• What needs to be done
Quote the rows word for word, from the start of the rows through the line containing "- Text: GSM154148: GSM154148: [462, 208, 470, 263]", with both ends included.

• Records shown
-- begin --
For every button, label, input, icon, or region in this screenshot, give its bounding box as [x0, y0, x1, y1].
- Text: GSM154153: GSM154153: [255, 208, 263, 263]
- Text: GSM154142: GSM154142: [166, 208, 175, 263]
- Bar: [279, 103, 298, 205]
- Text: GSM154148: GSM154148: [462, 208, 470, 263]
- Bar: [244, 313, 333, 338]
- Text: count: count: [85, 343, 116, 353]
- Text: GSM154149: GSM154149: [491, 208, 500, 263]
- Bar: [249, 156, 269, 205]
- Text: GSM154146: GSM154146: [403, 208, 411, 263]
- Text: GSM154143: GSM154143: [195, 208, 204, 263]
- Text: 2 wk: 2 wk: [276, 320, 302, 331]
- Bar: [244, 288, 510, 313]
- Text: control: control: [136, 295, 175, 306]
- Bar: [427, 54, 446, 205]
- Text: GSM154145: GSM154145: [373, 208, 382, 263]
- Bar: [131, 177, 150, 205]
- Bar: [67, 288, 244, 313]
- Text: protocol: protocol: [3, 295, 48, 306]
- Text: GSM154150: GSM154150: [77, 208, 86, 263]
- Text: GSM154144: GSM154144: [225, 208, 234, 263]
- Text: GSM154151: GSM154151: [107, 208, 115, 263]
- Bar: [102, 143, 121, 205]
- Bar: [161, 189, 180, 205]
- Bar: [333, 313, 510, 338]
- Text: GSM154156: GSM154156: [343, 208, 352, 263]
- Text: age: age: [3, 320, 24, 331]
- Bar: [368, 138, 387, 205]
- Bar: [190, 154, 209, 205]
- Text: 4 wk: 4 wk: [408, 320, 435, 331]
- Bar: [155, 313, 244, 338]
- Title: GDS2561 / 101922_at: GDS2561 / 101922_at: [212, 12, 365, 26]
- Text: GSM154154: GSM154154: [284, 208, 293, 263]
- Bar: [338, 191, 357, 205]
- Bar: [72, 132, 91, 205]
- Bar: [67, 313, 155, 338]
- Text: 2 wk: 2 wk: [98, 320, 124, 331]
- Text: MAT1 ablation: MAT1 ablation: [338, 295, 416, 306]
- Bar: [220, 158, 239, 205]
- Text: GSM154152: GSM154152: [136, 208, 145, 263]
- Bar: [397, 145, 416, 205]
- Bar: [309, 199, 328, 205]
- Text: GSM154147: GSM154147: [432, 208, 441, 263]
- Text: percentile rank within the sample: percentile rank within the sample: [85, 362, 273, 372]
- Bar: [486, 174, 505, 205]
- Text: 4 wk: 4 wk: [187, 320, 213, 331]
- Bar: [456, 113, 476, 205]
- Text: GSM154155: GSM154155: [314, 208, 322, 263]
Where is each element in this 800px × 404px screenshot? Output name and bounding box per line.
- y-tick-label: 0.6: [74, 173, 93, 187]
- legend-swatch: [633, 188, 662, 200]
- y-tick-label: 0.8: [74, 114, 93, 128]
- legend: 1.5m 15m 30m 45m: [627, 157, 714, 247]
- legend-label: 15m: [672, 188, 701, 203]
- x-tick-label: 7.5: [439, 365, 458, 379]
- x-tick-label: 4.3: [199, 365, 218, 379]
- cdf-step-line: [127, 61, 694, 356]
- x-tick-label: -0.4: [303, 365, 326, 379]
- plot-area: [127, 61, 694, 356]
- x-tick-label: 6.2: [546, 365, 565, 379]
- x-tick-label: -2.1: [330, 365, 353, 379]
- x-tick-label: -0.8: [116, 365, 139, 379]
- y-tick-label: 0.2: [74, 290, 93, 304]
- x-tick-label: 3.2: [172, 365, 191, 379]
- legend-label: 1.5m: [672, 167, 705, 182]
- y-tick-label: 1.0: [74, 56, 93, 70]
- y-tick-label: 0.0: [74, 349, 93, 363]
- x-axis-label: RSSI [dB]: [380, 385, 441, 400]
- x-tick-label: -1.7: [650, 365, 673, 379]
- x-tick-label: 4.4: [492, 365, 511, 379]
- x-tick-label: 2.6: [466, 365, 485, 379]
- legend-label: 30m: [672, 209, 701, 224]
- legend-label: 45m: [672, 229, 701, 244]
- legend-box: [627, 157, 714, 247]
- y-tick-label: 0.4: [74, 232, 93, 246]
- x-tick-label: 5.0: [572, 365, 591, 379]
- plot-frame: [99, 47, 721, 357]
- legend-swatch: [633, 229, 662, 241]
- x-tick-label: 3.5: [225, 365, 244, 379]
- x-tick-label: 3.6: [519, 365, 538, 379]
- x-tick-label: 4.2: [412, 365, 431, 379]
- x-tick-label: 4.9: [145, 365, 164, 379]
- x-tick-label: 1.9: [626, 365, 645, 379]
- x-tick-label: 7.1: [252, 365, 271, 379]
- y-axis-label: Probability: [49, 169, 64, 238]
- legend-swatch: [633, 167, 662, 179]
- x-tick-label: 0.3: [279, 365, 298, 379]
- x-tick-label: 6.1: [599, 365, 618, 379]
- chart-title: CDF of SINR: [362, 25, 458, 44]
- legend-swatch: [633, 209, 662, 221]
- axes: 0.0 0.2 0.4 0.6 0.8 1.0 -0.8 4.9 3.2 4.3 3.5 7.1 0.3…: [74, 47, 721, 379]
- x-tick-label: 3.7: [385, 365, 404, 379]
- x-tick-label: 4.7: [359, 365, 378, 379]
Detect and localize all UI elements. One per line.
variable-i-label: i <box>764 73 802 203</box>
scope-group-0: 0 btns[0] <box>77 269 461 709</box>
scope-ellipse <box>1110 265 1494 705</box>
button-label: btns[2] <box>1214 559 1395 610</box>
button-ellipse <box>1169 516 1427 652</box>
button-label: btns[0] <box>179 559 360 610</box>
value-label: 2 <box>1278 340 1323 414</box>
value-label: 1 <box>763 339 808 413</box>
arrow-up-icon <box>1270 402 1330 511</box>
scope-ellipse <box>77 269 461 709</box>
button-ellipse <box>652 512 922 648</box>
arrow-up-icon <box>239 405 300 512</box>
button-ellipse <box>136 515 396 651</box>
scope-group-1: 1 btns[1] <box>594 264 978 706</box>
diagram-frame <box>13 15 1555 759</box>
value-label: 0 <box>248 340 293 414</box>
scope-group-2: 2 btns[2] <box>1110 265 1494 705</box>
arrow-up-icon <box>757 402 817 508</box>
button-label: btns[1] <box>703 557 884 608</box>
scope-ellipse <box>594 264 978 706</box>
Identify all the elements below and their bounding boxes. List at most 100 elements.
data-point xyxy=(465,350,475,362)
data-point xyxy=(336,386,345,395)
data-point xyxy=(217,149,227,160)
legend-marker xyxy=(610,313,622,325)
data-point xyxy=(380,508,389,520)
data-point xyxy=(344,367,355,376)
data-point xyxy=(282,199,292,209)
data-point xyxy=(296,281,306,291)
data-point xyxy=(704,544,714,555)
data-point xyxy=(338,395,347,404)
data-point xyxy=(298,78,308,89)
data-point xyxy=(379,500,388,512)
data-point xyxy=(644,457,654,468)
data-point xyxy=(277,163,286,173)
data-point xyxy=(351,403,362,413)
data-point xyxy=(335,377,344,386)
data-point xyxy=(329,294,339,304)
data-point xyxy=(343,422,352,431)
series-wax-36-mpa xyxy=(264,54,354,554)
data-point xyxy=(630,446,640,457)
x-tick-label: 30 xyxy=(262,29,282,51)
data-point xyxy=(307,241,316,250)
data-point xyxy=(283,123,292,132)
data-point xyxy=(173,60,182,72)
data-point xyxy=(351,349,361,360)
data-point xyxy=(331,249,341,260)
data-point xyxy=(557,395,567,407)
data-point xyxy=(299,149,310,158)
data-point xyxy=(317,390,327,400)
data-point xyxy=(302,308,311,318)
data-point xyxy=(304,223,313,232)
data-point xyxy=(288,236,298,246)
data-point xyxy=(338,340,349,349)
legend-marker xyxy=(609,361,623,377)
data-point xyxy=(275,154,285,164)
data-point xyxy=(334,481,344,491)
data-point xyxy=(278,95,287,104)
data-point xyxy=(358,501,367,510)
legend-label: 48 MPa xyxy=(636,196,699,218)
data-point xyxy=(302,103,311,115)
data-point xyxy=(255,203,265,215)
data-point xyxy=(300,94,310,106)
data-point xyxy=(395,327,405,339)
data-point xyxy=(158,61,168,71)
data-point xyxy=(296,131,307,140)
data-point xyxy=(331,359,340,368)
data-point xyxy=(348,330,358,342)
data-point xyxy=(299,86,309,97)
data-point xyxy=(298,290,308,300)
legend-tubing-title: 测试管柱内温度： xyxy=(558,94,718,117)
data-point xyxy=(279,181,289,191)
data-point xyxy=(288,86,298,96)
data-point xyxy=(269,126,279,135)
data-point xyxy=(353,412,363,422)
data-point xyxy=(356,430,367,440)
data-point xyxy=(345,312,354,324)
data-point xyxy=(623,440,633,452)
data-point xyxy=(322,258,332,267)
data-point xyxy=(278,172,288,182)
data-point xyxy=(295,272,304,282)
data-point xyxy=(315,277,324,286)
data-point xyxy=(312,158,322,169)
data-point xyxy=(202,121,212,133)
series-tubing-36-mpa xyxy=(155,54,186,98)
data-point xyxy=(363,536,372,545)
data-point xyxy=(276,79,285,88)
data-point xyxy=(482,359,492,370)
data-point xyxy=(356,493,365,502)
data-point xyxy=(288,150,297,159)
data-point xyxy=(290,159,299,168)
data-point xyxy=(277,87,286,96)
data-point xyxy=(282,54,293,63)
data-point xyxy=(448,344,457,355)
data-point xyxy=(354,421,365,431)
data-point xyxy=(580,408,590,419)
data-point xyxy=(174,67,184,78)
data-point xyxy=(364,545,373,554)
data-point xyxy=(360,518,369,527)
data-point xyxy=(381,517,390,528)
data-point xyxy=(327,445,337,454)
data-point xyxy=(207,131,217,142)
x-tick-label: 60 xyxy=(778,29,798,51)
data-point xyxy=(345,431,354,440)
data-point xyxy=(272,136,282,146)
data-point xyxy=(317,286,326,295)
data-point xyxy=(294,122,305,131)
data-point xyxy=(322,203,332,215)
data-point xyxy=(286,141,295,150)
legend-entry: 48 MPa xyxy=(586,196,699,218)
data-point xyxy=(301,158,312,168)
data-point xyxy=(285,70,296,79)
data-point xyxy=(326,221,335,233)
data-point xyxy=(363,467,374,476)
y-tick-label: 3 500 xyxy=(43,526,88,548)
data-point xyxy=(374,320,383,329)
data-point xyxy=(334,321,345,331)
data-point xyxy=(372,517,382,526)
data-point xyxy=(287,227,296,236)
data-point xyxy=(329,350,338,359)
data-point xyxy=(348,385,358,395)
-- end --
• Output of the task
For every button, label, input, icon, or region in this screenshot, give its bounding box as [x0, y0, x1, y1].
- Text: GSM154153: GSM154153: [255, 208, 263, 263]
- Text: GSM154142: GSM154142: [166, 208, 175, 263]
- Bar: [279, 103, 298, 205]
- Text: GSM154148: GSM154148: [462, 208, 470, 263]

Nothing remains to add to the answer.